--- start of STORED RECORDS ---
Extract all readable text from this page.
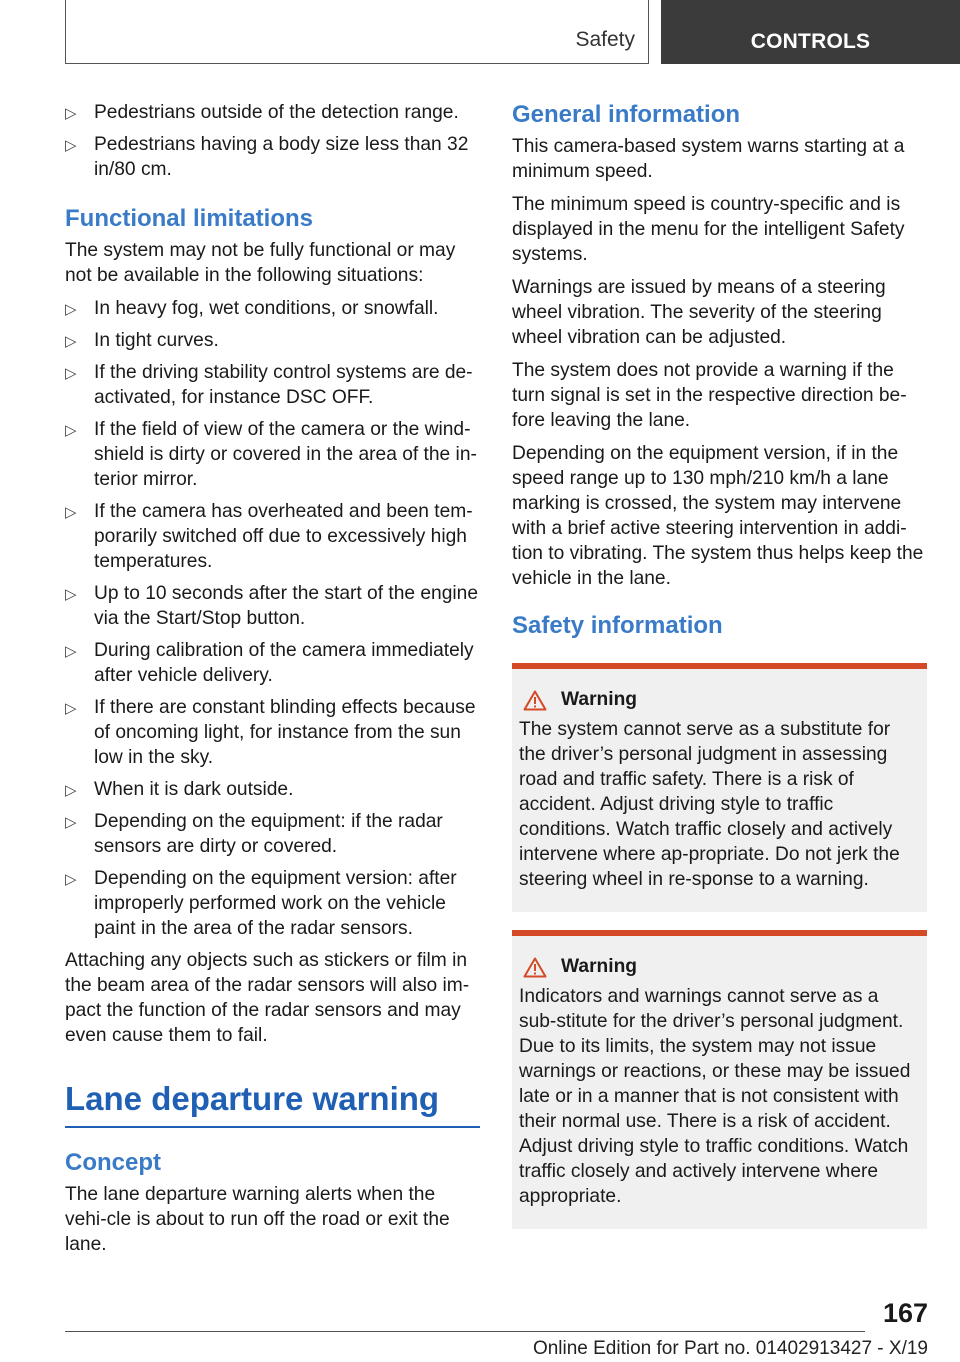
Safety	CONTROLS
▷ Pedestrians outside of the detection range.
▷ Pedestrians having a body size less than 32 in/80 cm.
Functional limitations

The system may not be fully functional or may not be available in the following situations:

▷ In heavy fog, wet conditions, or snowfall.
▷ In tight curves.
▷ If the driving stability control systems are de‐activated, for instance DSC OFF.
▷ If the field of view of the camera or the wind‐shield is dirty or covered in the area of the in‐terior mirror.
▷ If the camera has overheated and been tem‐porarily switched off due to excessively high temperatures.
▷ Up to 10 seconds after the start of the engine via the Start/Stop button.
▷ During calibration of the camera immediately after vehicle delivery.
▷ If there are constant blinding effects because of oncoming light, for instance from the sun low in the sky.
▷ When it is dark outside.
▷ Depending on the equipment: if the radar sensors are dirty or covered.
▷ Depending on the equipment version: after improperly performed work on the vehicle paint in the area of the radar sensors.

Attaching any objects such as stickers or film in the beam area of the radar sensors will also im‐pact the function of the radar sensors and may even cause them to fail.

Lane departure warning
Concept

The lane departure warning alerts when the vehi‐cle is about to run off the road or exit the lane.

General information

This camera-based system warns starting at a minimum speed.

The minimum speed is country-specific and is displayed in the menu for the intelligent Safety systems.

Warnings are issued by means of a steering wheel vibration. The severity of the steering wheel vibration can be adjusted.

The system does not provide a warning if the turn signal is set in the respective direction be‐fore leaving the lane.

Depending on the equipment version, if in the speed range up to 130 mph/210 km/h a lane marking is crossed, the system may intervene with a brief active steering intervention in addi‐tion to vibrating. The system thus helps keep the vehicle in the lane.

Safety information
Warning

The system cannot serve as a substitute for the driver’s personal judgment in assessing road and traffic safety. There is a risk of accident. Adjust driving style to traffic conditions. Watch traffic closely and actively intervene where ap‐propriate. Do not jerk the steering wheel in re‐sponse to a warning.

Warning

Indicators and warnings cannot serve as a sub‐stitute for the driver’s personal judgment. Due to its limits, the system may not issue warnings or reactions, or these may be issued late or in a manner that is not consistent with their normal use. There is a risk of accident. Adjust driving style to traffic conditions. Watch traffic closely and actively intervene where appropriate.

167
Online Edition for Part no. 01402913427 - X/19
--- end of STORED RECORDS ---
GIVEN REQUEST:
Quote the records in their entirety, keeping the wording exact and excluding pictures.

EXERCISE RESPONSE:
Extract all readable text from this page.
Safety	CONTROLS
▷ Pedestrians outside of the detection range.
▷ Pedestrians having a body size less than 32 in/80 cm.
Functional limitations

The system may not be fully functional or may not be available in the following situations:

▷ In heavy fog, wet conditions, or snowfall.
▷ In tight curves.
▷ If the driving stability control systems are de‐activated, for instance DSC OFF.
▷ If the field of view of the camera or the wind‐shield is dirty or covered in the area of the in‐terior mirror.
▷ If the camera has overheated and been tem‐porarily switched off due to excessively high temperatures.
▷ Up to 10 seconds after the start of the engine via the Start/Stop button.
▷ During calibration of the camera immediately after vehicle delivery.
▷ If there are constant blinding effects because of oncoming light, for instance from the sun low in the sky.
▷ When it is dark outside.
▷ Depending on the equipment: if the radar sensors are dirty or covered.
▷ Depending on the equipment version: after improperly performed work on the vehicle paint in the area of the radar sensors.

Attaching any objects such as stickers or film in the beam area of the radar sensors will also im‐pact the function of the radar sensors and may even cause them to fail.

Lane departure warning
Concept

The lane departure warning alerts when the vehi‐cle is about to run off the road or exit the lane.

General information

This camera-based system warns starting at a minimum speed.

The minimum speed is country-specific and is displayed in the menu for the intelligent Safety systems.

Warnings are issued by means of a steering wheel vibration. The severity of the steering wheel vibration can be adjusted.

The system does not provide a warning if the turn signal is set in the respective direction be‐fore leaving the lane.

Depending on the equipment version, if in the speed range up to 130 mph/210 km/h a lane marking is crossed, the system may intervene with a brief active steering intervention in addi‐tion to vibrating. The system thus helps keep the vehicle in the lane.

Safety information
Warning

The system cannot serve as a substitute for the driver’s personal judgment in assessing road and traffic safety. There is a risk of accident. Adjust driving style to traffic conditions. Watch traffic closely and actively intervene where ap‐propriate. Do not jerk the steering wheel in re‐sponse to a warning.

Warning

Indicators and warnings cannot serve as a sub‐stitute for the driver’s personal judgment. Due to its limits, the system may not issue warnings or reactions, or these may be issued late or in a manner that is not consistent with their normal use. There is a risk of accident. Adjust driving style to traffic conditions. Watch traffic closely and actively intervene where appropriate.

167
Online Edition for Part no. 01402913427 - X/19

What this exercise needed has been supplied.